EXERCISE BRIEF | Return the records in full, exactly as given.

DATA LISTING |
/---

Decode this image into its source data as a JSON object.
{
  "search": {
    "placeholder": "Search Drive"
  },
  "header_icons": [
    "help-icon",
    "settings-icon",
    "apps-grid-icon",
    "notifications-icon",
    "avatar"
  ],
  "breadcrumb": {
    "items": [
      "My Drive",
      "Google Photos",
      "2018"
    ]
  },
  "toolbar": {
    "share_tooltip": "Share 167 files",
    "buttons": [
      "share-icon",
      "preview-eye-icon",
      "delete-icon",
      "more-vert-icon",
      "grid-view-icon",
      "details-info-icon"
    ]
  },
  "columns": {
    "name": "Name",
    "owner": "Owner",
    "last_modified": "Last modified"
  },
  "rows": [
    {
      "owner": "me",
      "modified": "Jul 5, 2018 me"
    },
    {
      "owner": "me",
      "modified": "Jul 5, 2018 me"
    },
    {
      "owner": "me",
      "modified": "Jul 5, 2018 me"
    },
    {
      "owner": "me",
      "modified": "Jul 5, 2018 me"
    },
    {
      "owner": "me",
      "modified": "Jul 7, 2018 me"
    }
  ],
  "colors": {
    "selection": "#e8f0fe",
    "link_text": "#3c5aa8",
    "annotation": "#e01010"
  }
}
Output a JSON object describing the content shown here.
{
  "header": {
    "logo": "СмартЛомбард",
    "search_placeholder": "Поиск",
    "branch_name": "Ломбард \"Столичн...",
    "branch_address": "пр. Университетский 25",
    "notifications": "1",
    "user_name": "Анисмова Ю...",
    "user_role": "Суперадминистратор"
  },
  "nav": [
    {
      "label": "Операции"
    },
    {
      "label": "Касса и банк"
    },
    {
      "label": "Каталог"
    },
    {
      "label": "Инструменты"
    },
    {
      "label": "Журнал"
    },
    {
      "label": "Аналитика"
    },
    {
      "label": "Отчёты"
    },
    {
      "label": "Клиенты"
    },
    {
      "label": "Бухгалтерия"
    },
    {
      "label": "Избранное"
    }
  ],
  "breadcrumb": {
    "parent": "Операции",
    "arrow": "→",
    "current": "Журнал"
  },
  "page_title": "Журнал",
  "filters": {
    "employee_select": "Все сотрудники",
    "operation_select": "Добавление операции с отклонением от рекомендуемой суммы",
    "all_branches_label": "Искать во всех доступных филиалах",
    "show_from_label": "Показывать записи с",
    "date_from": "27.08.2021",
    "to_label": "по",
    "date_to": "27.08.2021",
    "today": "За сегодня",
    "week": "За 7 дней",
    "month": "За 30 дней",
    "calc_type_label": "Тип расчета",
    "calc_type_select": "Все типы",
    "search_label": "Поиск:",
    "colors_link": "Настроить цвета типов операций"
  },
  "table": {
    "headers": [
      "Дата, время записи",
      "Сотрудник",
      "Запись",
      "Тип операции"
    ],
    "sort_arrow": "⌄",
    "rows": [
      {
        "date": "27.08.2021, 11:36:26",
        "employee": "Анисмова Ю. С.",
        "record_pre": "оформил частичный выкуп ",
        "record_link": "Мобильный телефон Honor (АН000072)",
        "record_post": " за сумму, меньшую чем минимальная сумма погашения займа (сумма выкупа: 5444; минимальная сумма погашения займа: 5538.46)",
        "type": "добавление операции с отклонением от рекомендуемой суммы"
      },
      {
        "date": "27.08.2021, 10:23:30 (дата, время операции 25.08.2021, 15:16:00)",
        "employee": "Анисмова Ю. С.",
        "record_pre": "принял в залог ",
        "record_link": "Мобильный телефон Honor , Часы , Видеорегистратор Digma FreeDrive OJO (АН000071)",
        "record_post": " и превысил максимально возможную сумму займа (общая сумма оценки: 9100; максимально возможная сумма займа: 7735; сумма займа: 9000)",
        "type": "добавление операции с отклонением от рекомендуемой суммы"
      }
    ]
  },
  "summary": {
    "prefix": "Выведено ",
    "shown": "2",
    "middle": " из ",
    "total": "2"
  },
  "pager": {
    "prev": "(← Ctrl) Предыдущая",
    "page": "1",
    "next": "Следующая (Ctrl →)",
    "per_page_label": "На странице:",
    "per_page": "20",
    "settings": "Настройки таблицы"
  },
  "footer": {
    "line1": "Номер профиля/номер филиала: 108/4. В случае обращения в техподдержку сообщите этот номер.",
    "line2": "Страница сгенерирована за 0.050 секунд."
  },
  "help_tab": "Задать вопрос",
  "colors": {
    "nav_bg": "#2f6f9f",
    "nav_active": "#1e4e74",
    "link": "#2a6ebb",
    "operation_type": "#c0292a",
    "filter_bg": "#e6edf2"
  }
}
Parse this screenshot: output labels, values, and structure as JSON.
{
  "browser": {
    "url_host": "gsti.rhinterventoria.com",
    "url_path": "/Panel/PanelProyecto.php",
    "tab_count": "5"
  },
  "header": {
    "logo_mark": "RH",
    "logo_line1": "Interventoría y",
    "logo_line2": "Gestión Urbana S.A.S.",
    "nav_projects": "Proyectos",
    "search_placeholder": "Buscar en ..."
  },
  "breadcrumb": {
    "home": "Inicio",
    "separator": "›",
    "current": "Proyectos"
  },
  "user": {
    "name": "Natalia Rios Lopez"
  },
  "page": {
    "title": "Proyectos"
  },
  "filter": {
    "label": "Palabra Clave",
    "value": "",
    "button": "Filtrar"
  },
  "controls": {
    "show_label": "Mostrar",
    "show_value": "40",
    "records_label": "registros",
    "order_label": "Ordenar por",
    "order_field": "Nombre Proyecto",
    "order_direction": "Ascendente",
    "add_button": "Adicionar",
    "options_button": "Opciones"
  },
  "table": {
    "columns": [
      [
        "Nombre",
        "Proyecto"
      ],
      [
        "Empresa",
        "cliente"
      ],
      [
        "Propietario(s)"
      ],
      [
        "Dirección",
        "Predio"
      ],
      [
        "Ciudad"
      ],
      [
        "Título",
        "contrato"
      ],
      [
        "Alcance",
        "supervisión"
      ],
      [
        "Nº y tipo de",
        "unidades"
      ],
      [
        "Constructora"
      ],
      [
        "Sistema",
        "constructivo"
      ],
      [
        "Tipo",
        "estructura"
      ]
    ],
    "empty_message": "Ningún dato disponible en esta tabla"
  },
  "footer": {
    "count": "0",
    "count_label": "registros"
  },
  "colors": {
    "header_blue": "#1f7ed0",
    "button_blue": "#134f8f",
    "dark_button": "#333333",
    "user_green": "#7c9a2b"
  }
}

\---

FULL RESPONSE |
Decode this image into its source data as a JSON object.
{
  "search": {
    "placeholder": "Search Drive"
  },
  "header_icons": [
    "help-icon",
    "settings-icon",
    "apps-grid-icon",
    "notifications-icon",
    "avatar"
  ],
  "breadcrumb": {
    "items": [
      "My Drive",
      "Google Photos",
      "2018"
    ]
  },
  "toolbar": {
    "share_tooltip": "Share 167 files",
    "buttons": [
      "share-icon",
      "preview-eye-icon",
      "delete-icon",
      "more-vert-icon",
      "grid-view-icon",
      "details-info-icon"
    ]
  },
  "columns": {
    "name": "Name",
    "owner": "Owner",
    "last_modified": "Last modified"
  },
  "rows": [
    {
      "owner": "me",
      "modified": "Jul 5, 2018 me"
    },
    {
      "owner": "me",
      "modified": "Jul 5, 2018 me"
    },
    {
      "owner": "me",
      "modified": "Jul 5, 2018 me"
    },
    {
      "owner": "me",
      "modified": "Jul 5, 2018 me"
    },
    {
      "owner": "me",
      "modified": "Jul 7, 2018 me"
    }
  ],
  "colors": {
    "selection": "#e8f0fe",
    "link_text": "#3c5aa8",
    "annotation": "#e01010"
  }
}
Output a JSON object describing the content shown here.
{
  "header": {
    "logo": "СмартЛомбард",
    "search_placeholder": "Поиск",
    "branch_name": "Ломбард \"Столичн...",
    "branch_address": "пр. Университетский 25",
    "notifications": "1",
    "user_name": "Анисмова Ю...",
    "user_role": "Суперадминистратор"
  },
  "nav": [
    {
      "label": "Операции"
    },
    {
      "label": "Касса и банк"
    },
    {
      "label": "Каталог"
    },
    {
      "label": "Инструменты"
    },
    {
      "label": "Журнал"
    },
    {
      "label": "Аналитика"
    },
    {
      "label": "Отчёты"
    },
    {
      "label": "Клиенты"
    },
    {
      "label": "Бухгалтерия"
    },
    {
      "label": "Избранное"
    }
  ],
  "breadcrumb": {
    "parent": "Операции",
    "arrow": "→",
    "current": "Журнал"
  },
  "page_title": "Журнал",
  "filters": {
    "employee_select": "Все сотрудники",
    "operation_select": "Добавление операции с отклонением от рекомендуемой суммы",
    "all_branches_label": "Искать во всех доступных филиалах",
    "show_from_label": "Показывать записи с",
    "date_from": "27.08.2021",
    "to_label": "по",
    "date_to": "27.08.2021",
    "today": "За сегодня",
    "week": "За 7 дней",
    "month": "За 30 дней",
    "calc_type_label": "Тип расчета",
    "calc_type_select": "Все типы",
    "search_label": "Поиск:",
    "colors_link": "Настроить цвета типов операций"
  },
  "table": {
    "headers": [
      "Дата, время записи",
      "Сотрудник",
      "Запись",
      "Тип операции"
    ],
    "sort_arrow": "⌄",
    "rows": [
      {
        "date": "27.08.2021, 11:36:26",
        "employee": "Анисмова Ю. С.",
        "record_pre": "оформил частичный выкуп ",
        "record_link": "Мобильный телефон Honor (АН000072)",
        "record_post": " за сумму, меньшую чем минимальная сумма погашения займа (сумма выкупа: 5444; минимальная сумма погашения займа: 5538.46)",
        "type": "добавление операции с отклонением от рекомендуемой суммы"
      },
      {
        "date": "27.08.2021, 10:23:30 (дата, время операции 25.08.2021, 15:16:00)",
        "employee": "Анисмова Ю. С.",
        "record_pre": "принял в залог ",
        "record_link": "Мобильный телефон Honor , Часы , Видеорегистратор Digma FreeDrive OJO (АН000071)",
        "record_post": " и превысил максимально возможную сумму займа (общая сумма оценки: 9100; максимально возможная сумма займа: 7735; сумма займа: 9000)",
        "type": "добавление операции с отклонением от рекомендуемой суммы"
      }
    ]
  },
  "summary": {
    "prefix": "Выведено ",
    "shown": "2",
    "middle": " из ",
    "total": "2"
  },
  "pager": {
    "prev": "(← Ctrl) Предыдущая",
    "page": "1",
    "next": "Следующая (Ctrl →)",
    "per_page_label": "На странице:",
    "per_page": "20",
    "settings": "Настройки таблицы"
  },
  "footer": {
    "line1": "Номер профиля/номер филиала: 108/4. В случае обращения в техподдержку сообщите этот номер.",
    "line2": "Страница сгенерирована за 0.050 секунд."
  },
  "help_tab": "Задать вопрос",
  "colors": {
    "nav_bg": "#2f6f9f",
    "nav_active": "#1e4e74",
    "link": "#2a6ebb",
    "operation_type": "#c0292a",
    "filter_bg": "#e6edf2"
  }
}
Parse this screenshot: output labels, values, and structure as JSON.
{
  "browser": {
    "url_host": "gsti.rhinterventoria.com",
    "url_path": "/Panel/PanelProyecto.php",
    "tab_count": "5"
  },
  "header": {
    "logo_mark": "RH",
    "logo_line1": "Interventoría y",
    "logo_line2": "Gestión Urbana S.A.S.",
    "nav_projects": "Proyectos",
    "search_placeholder": "Buscar en ..."
  },
  "breadcrumb": {
    "home": "Inicio",
    "separator": "›",
    "current": "Proyectos"
  },
  "user": {
    "name": "Natalia Rios Lopez"
  },
  "page": {
    "title": "Proyectos"
  },
  "filter": {
    "label": "Palabra Clave",
    "value": "",
    "button": "Filtrar"
  },
  "controls": {
    "show_label": "Mostrar",
    "show_value": "40",
    "records_label": "registros",
    "order_label": "Ordenar por",
    "order_field": "Nombre Proyecto",
    "order_direction": "Ascendente",
    "add_button": "Adicionar",
    "options_button": "Opciones"
  },
  "table": {
    "columns": [
      [
        "Nombre",
        "Proyecto"
      ],
      [
        "Empresa",
        "cliente"
      ],
      [
        "Propietario(s)"
      ],
      [
        "Dirección",
        "Predio"
      ],
      [
        "Ciudad"
      ],
      [
        "Título",
        "contrato"
      ],
      [
        "Alcance",
        "supervisión"
      ],
      [
        "Nº y tipo de",
        "unidades"
      ],
      [
        "Constructora"
      ],
      [
        "Sistema",
        "constructivo"
      ],
      [
        "Tipo",
        "estructura"
      ]
    ],
    "empty_message": "Ningún dato disponible en esta tabla"
  },
  "footer": {
    "count": "0",
    "count_label": "registros"
  },
  "colors": {
    "header_blue": "#1f7ed0",
    "button_blue": "#134f8f",
    "dark_button": "#333333",
    "user_green": "#7c9a2b"
  }
}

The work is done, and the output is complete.